* SET EXERCISE: Below are some records; give them all again exactly, but not the pictures.

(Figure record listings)
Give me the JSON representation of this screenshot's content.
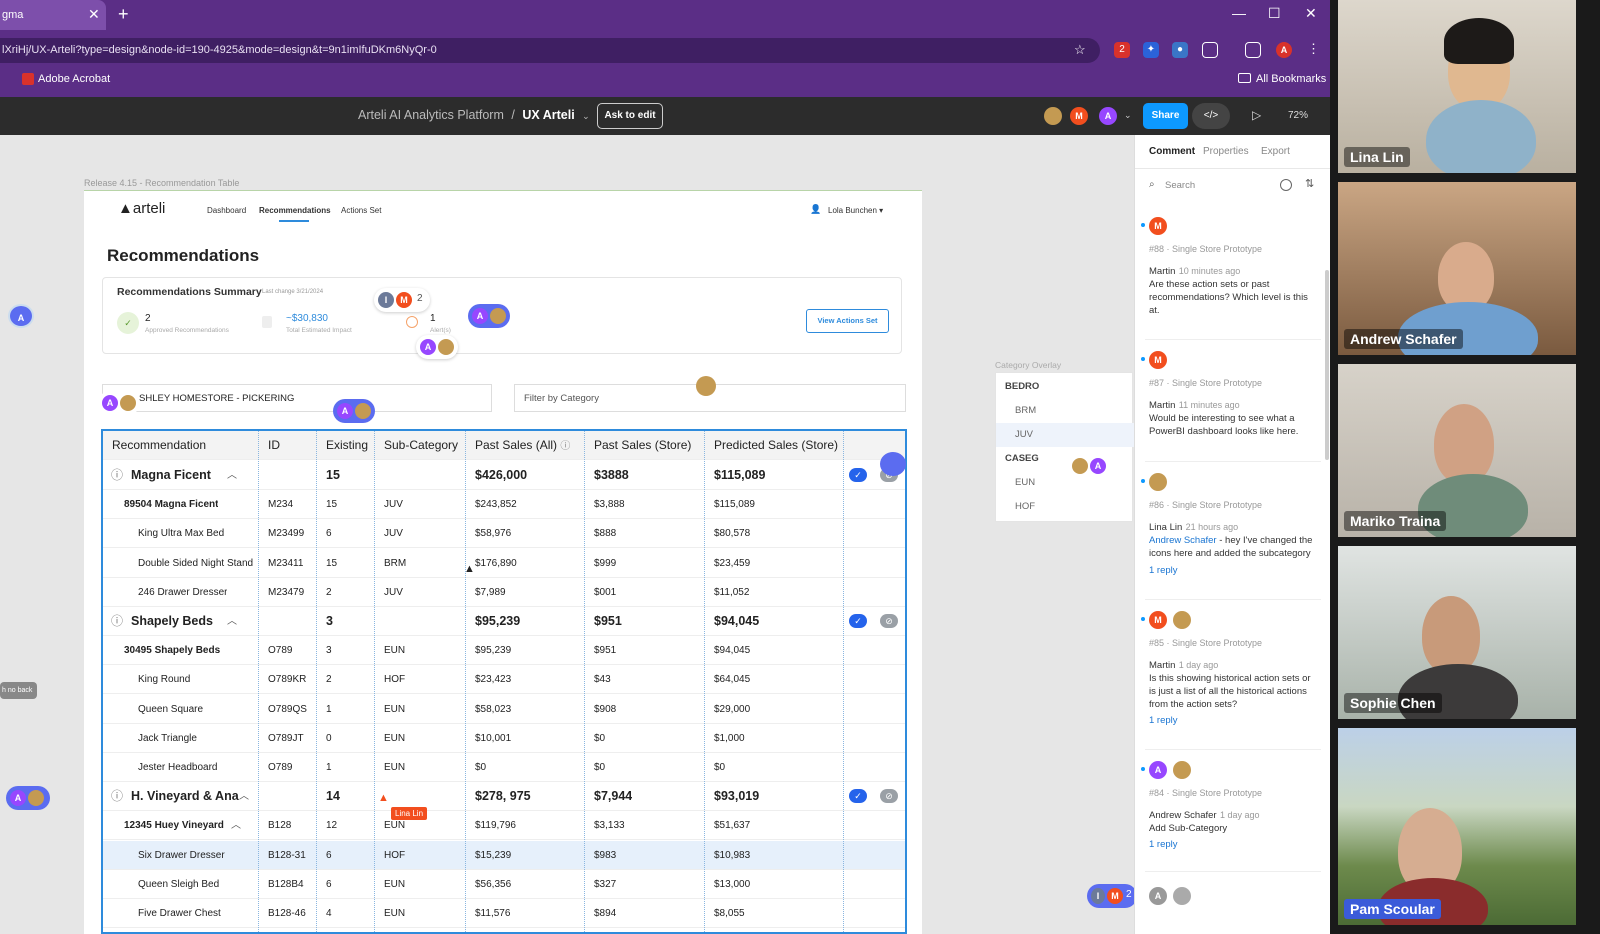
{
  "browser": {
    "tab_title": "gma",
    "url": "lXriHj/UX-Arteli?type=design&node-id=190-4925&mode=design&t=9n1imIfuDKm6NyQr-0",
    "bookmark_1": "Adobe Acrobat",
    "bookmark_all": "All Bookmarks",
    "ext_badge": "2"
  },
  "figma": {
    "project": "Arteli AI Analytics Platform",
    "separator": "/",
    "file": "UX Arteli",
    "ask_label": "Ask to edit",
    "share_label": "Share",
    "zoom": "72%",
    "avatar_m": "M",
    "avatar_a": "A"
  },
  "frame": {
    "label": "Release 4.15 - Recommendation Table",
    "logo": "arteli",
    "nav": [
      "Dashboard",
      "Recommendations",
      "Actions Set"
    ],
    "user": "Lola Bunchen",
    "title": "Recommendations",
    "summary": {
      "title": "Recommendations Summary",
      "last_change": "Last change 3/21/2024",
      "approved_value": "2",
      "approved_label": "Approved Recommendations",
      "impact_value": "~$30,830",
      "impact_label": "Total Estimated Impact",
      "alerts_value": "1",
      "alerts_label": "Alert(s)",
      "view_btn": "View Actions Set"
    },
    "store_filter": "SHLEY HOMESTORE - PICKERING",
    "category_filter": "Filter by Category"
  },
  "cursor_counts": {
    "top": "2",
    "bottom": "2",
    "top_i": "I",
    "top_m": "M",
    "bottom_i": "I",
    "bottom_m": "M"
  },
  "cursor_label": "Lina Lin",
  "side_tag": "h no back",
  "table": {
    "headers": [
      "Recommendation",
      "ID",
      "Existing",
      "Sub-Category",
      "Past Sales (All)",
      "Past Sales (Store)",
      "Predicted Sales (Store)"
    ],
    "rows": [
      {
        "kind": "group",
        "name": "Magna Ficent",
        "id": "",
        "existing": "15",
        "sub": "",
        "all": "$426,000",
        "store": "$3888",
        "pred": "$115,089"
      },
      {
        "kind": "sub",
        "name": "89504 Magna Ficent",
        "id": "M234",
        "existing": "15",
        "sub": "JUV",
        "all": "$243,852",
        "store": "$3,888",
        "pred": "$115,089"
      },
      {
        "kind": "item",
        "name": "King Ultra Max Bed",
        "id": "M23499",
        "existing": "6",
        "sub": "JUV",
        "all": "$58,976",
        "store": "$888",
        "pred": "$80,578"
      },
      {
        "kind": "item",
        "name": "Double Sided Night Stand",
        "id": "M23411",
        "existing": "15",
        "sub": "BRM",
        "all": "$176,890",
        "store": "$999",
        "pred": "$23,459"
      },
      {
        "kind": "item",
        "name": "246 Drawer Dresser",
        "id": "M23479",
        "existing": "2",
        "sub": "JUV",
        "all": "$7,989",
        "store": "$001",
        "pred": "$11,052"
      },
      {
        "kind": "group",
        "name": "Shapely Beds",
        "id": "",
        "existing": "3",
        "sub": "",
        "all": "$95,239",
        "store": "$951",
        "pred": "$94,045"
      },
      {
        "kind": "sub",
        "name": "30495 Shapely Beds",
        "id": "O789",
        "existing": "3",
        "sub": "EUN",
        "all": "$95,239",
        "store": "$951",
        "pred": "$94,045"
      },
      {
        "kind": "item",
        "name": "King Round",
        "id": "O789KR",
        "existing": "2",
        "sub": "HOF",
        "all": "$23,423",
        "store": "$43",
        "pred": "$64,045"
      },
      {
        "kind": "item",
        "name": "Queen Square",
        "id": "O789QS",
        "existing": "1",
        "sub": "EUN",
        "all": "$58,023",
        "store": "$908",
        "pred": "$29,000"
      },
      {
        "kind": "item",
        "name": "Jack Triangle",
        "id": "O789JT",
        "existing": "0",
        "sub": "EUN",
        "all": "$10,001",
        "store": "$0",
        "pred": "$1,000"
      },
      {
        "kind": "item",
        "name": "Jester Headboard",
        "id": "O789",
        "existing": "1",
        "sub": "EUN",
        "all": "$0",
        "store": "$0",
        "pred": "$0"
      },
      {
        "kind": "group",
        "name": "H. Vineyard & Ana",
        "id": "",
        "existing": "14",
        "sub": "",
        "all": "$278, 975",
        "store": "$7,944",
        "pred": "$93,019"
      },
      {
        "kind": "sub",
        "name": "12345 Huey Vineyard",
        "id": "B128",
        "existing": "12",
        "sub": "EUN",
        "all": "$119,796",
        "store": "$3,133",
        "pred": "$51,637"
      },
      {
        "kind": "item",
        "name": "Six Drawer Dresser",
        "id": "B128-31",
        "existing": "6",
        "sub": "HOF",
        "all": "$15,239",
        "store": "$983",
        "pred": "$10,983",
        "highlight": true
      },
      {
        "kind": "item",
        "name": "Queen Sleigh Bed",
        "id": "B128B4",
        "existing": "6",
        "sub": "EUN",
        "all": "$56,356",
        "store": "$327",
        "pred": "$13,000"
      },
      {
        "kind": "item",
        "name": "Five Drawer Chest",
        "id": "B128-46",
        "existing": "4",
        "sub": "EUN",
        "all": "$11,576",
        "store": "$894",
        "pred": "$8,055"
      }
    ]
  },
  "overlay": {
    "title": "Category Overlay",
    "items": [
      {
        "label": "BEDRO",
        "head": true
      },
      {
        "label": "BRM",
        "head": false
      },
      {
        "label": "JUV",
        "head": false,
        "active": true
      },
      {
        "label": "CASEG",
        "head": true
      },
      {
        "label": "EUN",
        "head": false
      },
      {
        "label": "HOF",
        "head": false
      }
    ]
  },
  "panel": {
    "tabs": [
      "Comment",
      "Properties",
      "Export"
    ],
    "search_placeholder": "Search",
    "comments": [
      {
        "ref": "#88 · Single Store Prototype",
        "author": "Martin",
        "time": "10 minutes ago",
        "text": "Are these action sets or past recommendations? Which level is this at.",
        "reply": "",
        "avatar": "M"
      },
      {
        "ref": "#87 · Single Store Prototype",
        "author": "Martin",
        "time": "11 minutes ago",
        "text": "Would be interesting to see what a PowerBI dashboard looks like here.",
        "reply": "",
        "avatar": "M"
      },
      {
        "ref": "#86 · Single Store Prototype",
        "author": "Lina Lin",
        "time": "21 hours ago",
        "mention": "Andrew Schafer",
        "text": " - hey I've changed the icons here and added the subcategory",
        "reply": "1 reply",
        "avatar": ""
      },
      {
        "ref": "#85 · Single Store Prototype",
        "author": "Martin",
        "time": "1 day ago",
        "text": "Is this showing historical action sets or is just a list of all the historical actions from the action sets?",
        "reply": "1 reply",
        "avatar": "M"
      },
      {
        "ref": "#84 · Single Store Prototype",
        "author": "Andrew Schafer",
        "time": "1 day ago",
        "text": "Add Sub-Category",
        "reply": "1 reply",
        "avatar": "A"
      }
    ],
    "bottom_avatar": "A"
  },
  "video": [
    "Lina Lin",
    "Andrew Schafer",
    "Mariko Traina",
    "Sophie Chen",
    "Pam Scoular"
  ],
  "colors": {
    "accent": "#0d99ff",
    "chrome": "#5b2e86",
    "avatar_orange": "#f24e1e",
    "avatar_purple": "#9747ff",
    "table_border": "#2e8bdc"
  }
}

* REPLY:
Give me the JSON representation of this screenshot's content.
{
  "browser": {
    "tab_title": "gma",
    "url": "lXriHj/UX-Arteli?type=design&node-id=190-4925&mode=design&t=9n1imIfuDKm6NyQr-0",
    "bookmark_1": "Adobe Acrobat",
    "bookmark_all": "All Bookmarks",
    "ext_badge": "2"
  },
  "figma": {
    "project": "Arteli AI Analytics Platform",
    "separator": "/",
    "file": "UX Arteli",
    "ask_label": "Ask to edit",
    "share_label": "Share",
    "zoom": "72%",
    "avatar_m": "M",
    "avatar_a": "A"
  },
  "frame": {
    "label": "Release 4.15 - Recommendation Table",
    "logo": "arteli",
    "nav": [
      "Dashboard",
      "Recommendations",
      "Actions Set"
    ],
    "user": "Lola Bunchen",
    "title": "Recommendations",
    "summary": {
      "title": "Recommendations Summary",
      "last_change": "Last change 3/21/2024",
      "approved_value": "2",
      "approved_label": "Approved Recommendations",
      "impact_value": "~$30,830",
      "impact_label": "Total Estimated Impact",
      "alerts_value": "1",
      "alerts_label": "Alert(s)",
      "view_btn": "View Actions Set"
    },
    "store_filter": "SHLEY HOMESTORE - PICKERING",
    "category_filter": "Filter by Category"
  },
  "cursor_counts": {
    "top": "2",
    "bottom": "2",
    "top_i": "I",
    "top_m": "M",
    "bottom_i": "I",
    "bottom_m": "M"
  },
  "cursor_label": "Lina Lin",
  "side_tag": "h no back",
  "table": {
    "headers": [
      "Recommendation",
      "ID",
      "Existing",
      "Sub-Category",
      "Past Sales (All)",
      "Past Sales (Store)",
      "Predicted Sales (Store)"
    ],
    "rows": [
      {
        "kind": "group",
        "name": "Magna Ficent",
        "id": "",
        "existing": "15",
        "sub": "",
        "all": "$426,000",
        "store": "$3888",
        "pred": "$115,089"
      },
      {
        "kind": "sub",
        "name": "89504 Magna Ficent",
        "id": "M234",
        "existing": "15",
        "sub": "JUV",
        "all": "$243,852",
        "store": "$3,888",
        "pred": "$115,089"
      },
      {
        "kind": "item",
        "name": "King Ultra Max Bed",
        "id": "M23499",
        "existing": "6",
        "sub": "JUV",
        "all": "$58,976",
        "store": "$888",
        "pred": "$80,578"
      },
      {
        "kind": "item",
        "name": "Double Sided Night Stand",
        "id": "M23411",
        "existing": "15",
        "sub": "BRM",
        "all": "$176,890",
        "store": "$999",
        "pred": "$23,459"
      },
      {
        "kind": "item",
        "name": "246 Drawer Dresser",
        "id": "M23479",
        "existing": "2",
        "sub": "JUV",
        "all": "$7,989",
        "store": "$001",
        "pred": "$11,052"
      },
      {
        "kind": "group",
        "name": "Shapely Beds",
        "id": "",
        "existing": "3",
        "sub": "",
        "all": "$95,239",
        "store": "$951",
        "pred": "$94,045"
      },
      {
        "kind": "sub",
        "name": "30495 Shapely Beds",
        "id": "O789",
        "existing": "3",
        "sub": "EUN",
        "all": "$95,239",
        "store": "$951",
        "pred": "$94,045"
      },
      {
        "kind": "item",
        "name": "King Round",
        "id": "O789KR",
        "existing": "2",
        "sub": "HOF",
        "all": "$23,423",
        "store": "$43",
        "pred": "$64,045"
      },
      {
        "kind": "item",
        "name": "Queen Square",
        "id": "O789QS",
        "existing": "1",
        "sub": "EUN",
        "all": "$58,023",
        "store": "$908",
        "pred": "$29,000"
      },
      {
        "kind": "item",
        "name": "Jack Triangle",
        "id": "O789JT",
        "existing": "0",
        "sub": "EUN",
        "all": "$10,001",
        "store": "$0",
        "pred": "$1,000"
      },
      {
        "kind": "item",
        "name": "Jester Headboard",
        "id": "O789",
        "existing": "1",
        "sub": "EUN",
        "all": "$0",
        "store": "$0",
        "pred": "$0"
      },
      {
        "kind": "group",
        "name": "H. Vineyard & Ana",
        "id": "",
        "existing": "14",
        "sub": "",
        "all": "$278, 975",
        "store": "$7,944",
        "pred": "$93,019"
      },
      {
        "kind": "sub",
        "name": "12345 Huey Vineyard",
        "id": "B128",
        "existing": "12",
        "sub": "EUN",
        "all": "$119,796",
        "store": "$3,133",
        "pred": "$51,637"
      },
      {
        "kind": "item",
        "name": "Six Drawer Dresser",
        "id": "B128-31",
        "existing": "6",
        "sub": "HOF",
        "all": "$15,239",
        "store": "$983",
        "pred": "$10,983",
        "highlight": true
      },
      {
        "kind": "item",
        "name": "Queen Sleigh Bed",
        "id": "B128B4",
        "existing": "6",
        "sub": "EUN",
        "all": "$56,356",
        "store": "$327",
        "pred": "$13,000"
      },
      {
        "kind": "item",
        "name": "Five Drawer Chest",
        "id": "B128-46",
        "existing": "4",
        "sub": "EUN",
        "all": "$11,576",
        "store": "$894",
        "pred": "$8,055"
      }
    ]
  },
  "overlay": {
    "title": "Category Overlay",
    "items": [
      {
        "label": "BEDRO",
        "head": true
      },
      {
        "label": "BRM",
        "head": false
      },
      {
        "label": "JUV",
        "head": false,
        "active": true
      },
      {
        "label": "CASEG",
        "head": true
      },
      {
        "label": "EUN",
        "head": false
      },
      {
        "label": "HOF",
        "head": false
      }
    ]
  },
  "panel": {
    "tabs": [
      "Comment",
      "Properties",
      "Export"
    ],
    "search_placeholder": "Search",
    "comments": [
      {
        "ref": "#88 · Single Store Prototype",
        "author": "Martin",
        "time": "10 minutes ago",
        "text": "Are these action sets or past recommendations? Which level is this at.",
        "reply": "",
        "avatar": "M"
      },
      {
        "ref": "#87 · Single Store Prototype",
        "author": "Martin",
        "time": "11 minutes ago",
        "text": "Would be interesting to see what a PowerBI dashboard looks like here.",
        "reply": "",
        "avatar": "M"
      },
      {
        "ref": "#86 · Single Store Prototype",
        "author": "Lina Lin",
        "time": "21 hours ago",
        "mention": "Andrew Schafer",
        "text": " - hey I've changed the icons here and added the subcategory",
        "reply": "1 reply",
        "avatar": ""
      },
      {
        "ref": "#85 · Single Store Prototype",
        "author": "Martin",
        "time": "1 day ago",
        "text": "Is this showing historical action sets or is just a list of all the historical actions from the action sets?",
        "reply": "1 reply",
        "avatar": "M"
      },
      {
        "ref": "#84 · Single Store Prototype",
        "author": "Andrew Schafer",
        "time": "1 day ago",
        "text": "Add Sub-Category",
        "reply": "1 reply",
        "avatar": "A"
      }
    ],
    "bottom_avatar": "A"
  },
  "video": [
    "Lina Lin",
    "Andrew Schafer",
    "Mariko Traina",
    "Sophie Chen",
    "Pam Scoular"
  ],
  "colors": {
    "accent": "#0d99ff",
    "chrome": "#5b2e86",
    "avatar_orange": "#f24e1e",
    "avatar_purple": "#9747ff",
    "table_border": "#2e8bdc"
  }
}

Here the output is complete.